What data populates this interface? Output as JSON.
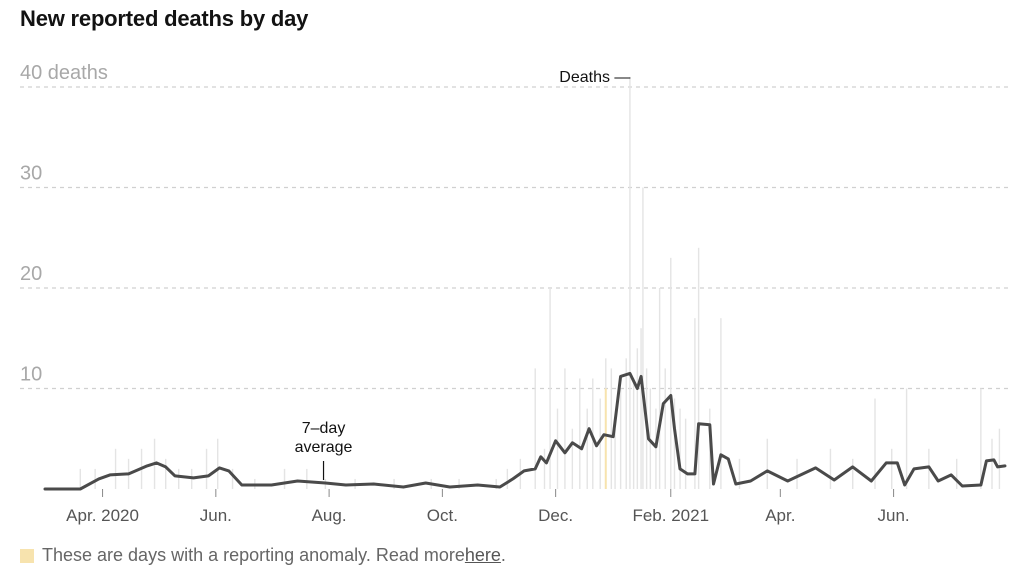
{
  "title": "New reported deaths by day",
  "footnote": {
    "text": "These are days with a reporting anomaly. Read more ",
    "link_text": "here",
    "suffix": ".",
    "anomaly_color": "#f7e3ae"
  },
  "chart_data": {
    "type": "bar",
    "title": "New reported deaths by day",
    "x_range": [
      "2020-03-01",
      "2021-07-31"
    ],
    "ylim": [
      0,
      40
    ],
    "y_ticks": [
      {
        "value": 10,
        "label": "10"
      },
      {
        "value": 20,
        "label": "20"
      },
      {
        "value": 30,
        "label": "30"
      },
      {
        "value": 40,
        "label": "40 deaths"
      }
    ],
    "x_ticks": [
      {
        "date": "2020-04-01",
        "label": "Apr. 2020"
      },
      {
        "date": "2020-06-01",
        "label": "Jun."
      },
      {
        "date": "2020-08-01",
        "label": "Aug."
      },
      {
        "date": "2020-10-01",
        "label": "Oct."
      },
      {
        "date": "2020-12-01",
        "label": "Dec."
      },
      {
        "date": "2021-02-01",
        "label": "Feb. 2021"
      },
      {
        "date": "2021-04-01",
        "label": "Apr."
      },
      {
        "date": "2021-06-01",
        "label": "Jun."
      }
    ],
    "grid": true,
    "colors": {
      "bars": "#e4e4e4",
      "average_line": "#4a4a4a",
      "anomaly": "#f7e3ae",
      "grid": "#d0d0d0"
    },
    "series": [
      {
        "name": "Deaths",
        "kind": "daily_bars",
        "points": [
          {
            "date": "2020-03-20",
            "value": 2
          },
          {
            "date": "2020-03-28",
            "value": 2
          },
          {
            "date": "2020-04-08",
            "value": 4
          },
          {
            "date": "2020-04-15",
            "value": 3
          },
          {
            "date": "2020-04-22",
            "value": 4
          },
          {
            "date": "2020-04-29",
            "value": 5
          },
          {
            "date": "2020-05-05",
            "value": 3
          },
          {
            "date": "2020-05-12",
            "value": 2
          },
          {
            "date": "2020-05-19",
            "value": 2
          },
          {
            "date": "2020-05-27",
            "value": 4
          },
          {
            "date": "2020-06-02",
            "value": 5
          },
          {
            "date": "2020-06-10",
            "value": 2
          },
          {
            "date": "2020-06-22",
            "value": 1
          },
          {
            "date": "2020-07-08",
            "value": 2
          },
          {
            "date": "2020-07-20",
            "value": 2
          },
          {
            "date": "2020-07-30",
            "value": 1
          },
          {
            "date": "2020-08-15",
            "value": 1
          },
          {
            "date": "2020-09-05",
            "value": 1
          },
          {
            "date": "2020-09-25",
            "value": 1
          },
          {
            "date": "2020-10-10",
            "value": 1
          },
          {
            "date": "2020-10-30",
            "value": 1
          },
          {
            "date": "2020-11-05",
            "value": 2
          },
          {
            "date": "2020-11-12",
            "value": 3
          },
          {
            "date": "2020-11-20",
            "value": 12
          },
          {
            "date": "2020-11-25",
            "value": 4
          },
          {
            "date": "2020-11-28",
            "value": 20
          },
          {
            "date": "2020-12-02",
            "value": 8
          },
          {
            "date": "2020-12-06",
            "value": 12
          },
          {
            "date": "2020-12-10",
            "value": 6
          },
          {
            "date": "2020-12-14",
            "value": 11
          },
          {
            "date": "2020-12-18",
            "value": 8
          },
          {
            "date": "2020-12-21",
            "value": 11
          },
          {
            "date": "2020-12-25",
            "value": 9
          },
          {
            "date": "2020-12-28",
            "value": 13
          },
          {
            "date": "2020-12-31",
            "value": 12
          },
          {
            "date": "2021-01-02",
            "value": 6
          },
          {
            "date": "2021-01-05",
            "value": 10
          },
          {
            "date": "2021-01-08",
            "value": 13
          },
          {
            "date": "2021-01-10",
            "value": 41
          },
          {
            "date": "2021-01-12",
            "value": 11
          },
          {
            "date": "2021-01-14",
            "value": 14
          },
          {
            "date": "2021-01-16",
            "value": 16
          },
          {
            "date": "2021-01-17",
            "value": 30
          },
          {
            "date": "2021-01-19",
            "value": 12
          },
          {
            "date": "2021-01-21",
            "value": 10
          },
          {
            "date": "2021-01-24",
            "value": 8
          },
          {
            "date": "2021-01-26",
            "value": 20
          },
          {
            "date": "2021-01-29",
            "value": 12
          },
          {
            "date": "2021-02-01",
            "value": 23
          },
          {
            "date": "2021-02-03",
            "value": 9
          },
          {
            "date": "2021-02-06",
            "value": 8
          },
          {
            "date": "2021-02-09",
            "value": 7
          },
          {
            "date": "2021-02-14",
            "value": 17
          },
          {
            "date": "2021-02-16",
            "value": 24
          },
          {
            "date": "2021-02-22",
            "value": 8
          },
          {
            "date": "2021-02-28",
            "value": 17
          },
          {
            "date": "2021-03-10",
            "value": 3
          },
          {
            "date": "2021-03-25",
            "value": 5
          },
          {
            "date": "2021-04-10",
            "value": 3
          },
          {
            "date": "2021-04-28",
            "value": 4
          },
          {
            "date": "2021-05-10",
            "value": 3
          },
          {
            "date": "2021-05-22",
            "value": 9
          },
          {
            "date": "2021-05-31",
            "value": 4
          },
          {
            "date": "2021-06-08",
            "value": 10
          },
          {
            "date": "2021-06-20",
            "value": 4
          },
          {
            "date": "2021-07-05",
            "value": 3
          },
          {
            "date": "2021-07-18",
            "value": 10
          },
          {
            "date": "2021-07-24",
            "value": 5
          },
          {
            "date": "2021-07-28",
            "value": 6
          }
        ],
        "anomalies": [
          {
            "date": "2020-12-28",
            "value": 10
          }
        ]
      },
      {
        "name": "7–day average",
        "kind": "line",
        "points": [
          {
            "date": "2020-03-01",
            "value": 0
          },
          {
            "date": "2020-03-20",
            "value": 0
          },
          {
            "date": "2020-03-30",
            "value": 1
          },
          {
            "date": "2020-04-05",
            "value": 1.4
          },
          {
            "date": "2020-04-15",
            "value": 1.5
          },
          {
            "date": "2020-04-25",
            "value": 2.3
          },
          {
            "date": "2020-04-30",
            "value": 2.6
          },
          {
            "date": "2020-05-05",
            "value": 2.2
          },
          {
            "date": "2020-05-10",
            "value": 1.3
          },
          {
            "date": "2020-05-20",
            "value": 1.1
          },
          {
            "date": "2020-05-28",
            "value": 1.3
          },
          {
            "date": "2020-06-03",
            "value": 2.1
          },
          {
            "date": "2020-06-08",
            "value": 1.8
          },
          {
            "date": "2020-06-15",
            "value": 0.4
          },
          {
            "date": "2020-07-01",
            "value": 0.4
          },
          {
            "date": "2020-07-15",
            "value": 0.8
          },
          {
            "date": "2020-07-30",
            "value": 0.6
          },
          {
            "date": "2020-08-10",
            "value": 0.4
          },
          {
            "date": "2020-08-25",
            "value": 0.5
          },
          {
            "date": "2020-09-10",
            "value": 0.2
          },
          {
            "date": "2020-09-22",
            "value": 0.6
          },
          {
            "date": "2020-10-05",
            "value": 0.2
          },
          {
            "date": "2020-10-20",
            "value": 0.4
          },
          {
            "date": "2020-11-01",
            "value": 0.2
          },
          {
            "date": "2020-11-08",
            "value": 1
          },
          {
            "date": "2020-11-14",
            "value": 1.8
          },
          {
            "date": "2020-11-20",
            "value": 2
          },
          {
            "date": "2020-11-23",
            "value": 3.2
          },
          {
            "date": "2020-11-26",
            "value": 2.6
          },
          {
            "date": "2020-12-01",
            "value": 4.8
          },
          {
            "date": "2020-12-06",
            "value": 3.6
          },
          {
            "date": "2020-12-10",
            "value": 4.6
          },
          {
            "date": "2020-12-15",
            "value": 4
          },
          {
            "date": "2020-12-19",
            "value": 6
          },
          {
            "date": "2020-12-23",
            "value": 4.3
          },
          {
            "date": "2020-12-27",
            "value": 5.4
          },
          {
            "date": "2021-01-01",
            "value": 5.2
          },
          {
            "date": "2021-01-05",
            "value": 11.2
          },
          {
            "date": "2021-01-10",
            "value": 11.5
          },
          {
            "date": "2021-01-14",
            "value": 10
          },
          {
            "date": "2021-01-16",
            "value": 11.2
          },
          {
            "date": "2021-01-20",
            "value": 5
          },
          {
            "date": "2021-01-24",
            "value": 4.2
          },
          {
            "date": "2021-01-28",
            "value": 8.5
          },
          {
            "date": "2021-02-01",
            "value": 9.3
          },
          {
            "date": "2021-02-03",
            "value": 6
          },
          {
            "date": "2021-02-06",
            "value": 2
          },
          {
            "date": "2021-02-10",
            "value": 1.5
          },
          {
            "date": "2021-02-14",
            "value": 1.5
          },
          {
            "date": "2021-02-16",
            "value": 6.5
          },
          {
            "date": "2021-02-22",
            "value": 6.4
          },
          {
            "date": "2021-02-24",
            "value": 0.5
          },
          {
            "date": "2021-02-28",
            "value": 3.4
          },
          {
            "date": "2021-03-04",
            "value": 3
          },
          {
            "date": "2021-03-08",
            "value": 0.5
          },
          {
            "date": "2021-03-16",
            "value": 0.8
          },
          {
            "date": "2021-03-25",
            "value": 1.8
          },
          {
            "date": "2021-04-05",
            "value": 0.8
          },
          {
            "date": "2021-04-20",
            "value": 2.1
          },
          {
            "date": "2021-04-30",
            "value": 0.9
          },
          {
            "date": "2021-05-10",
            "value": 2.2
          },
          {
            "date": "2021-05-20",
            "value": 0.8
          },
          {
            "date": "2021-05-28",
            "value": 2.6
          },
          {
            "date": "2021-06-03",
            "value": 2.6
          },
          {
            "date": "2021-06-07",
            "value": 0.4
          },
          {
            "date": "2021-06-12",
            "value": 2
          },
          {
            "date": "2021-06-20",
            "value": 2.2
          },
          {
            "date": "2021-06-25",
            "value": 0.8
          },
          {
            "date": "2021-07-02",
            "value": 1.4
          },
          {
            "date": "2021-07-08",
            "value": 0.3
          },
          {
            "date": "2021-07-18",
            "value": 0.4
          },
          {
            "date": "2021-07-21",
            "value": 2.8
          },
          {
            "date": "2021-07-25",
            "value": 2.9
          },
          {
            "date": "2021-07-27",
            "value": 2.2
          },
          {
            "date": "2021-07-31",
            "value": 2.3
          }
        ]
      }
    ],
    "annotations": [
      {
        "text": "Deaths —",
        "target": "bars",
        "date": "2021-01-10"
      },
      {
        "text": "7–day average",
        "lines": [
          "7–day",
          "average"
        ],
        "target": "line",
        "date": "2020-07-29"
      }
    ]
  }
}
◆ ◆ ◆ ◆ ◆ ◆ ◆
**Given problem:** Pull every line containing the word "reported" out of the material.

**Correct result:**
  "title": "New reported deaths by day",
    "title": "New reported deaths by day",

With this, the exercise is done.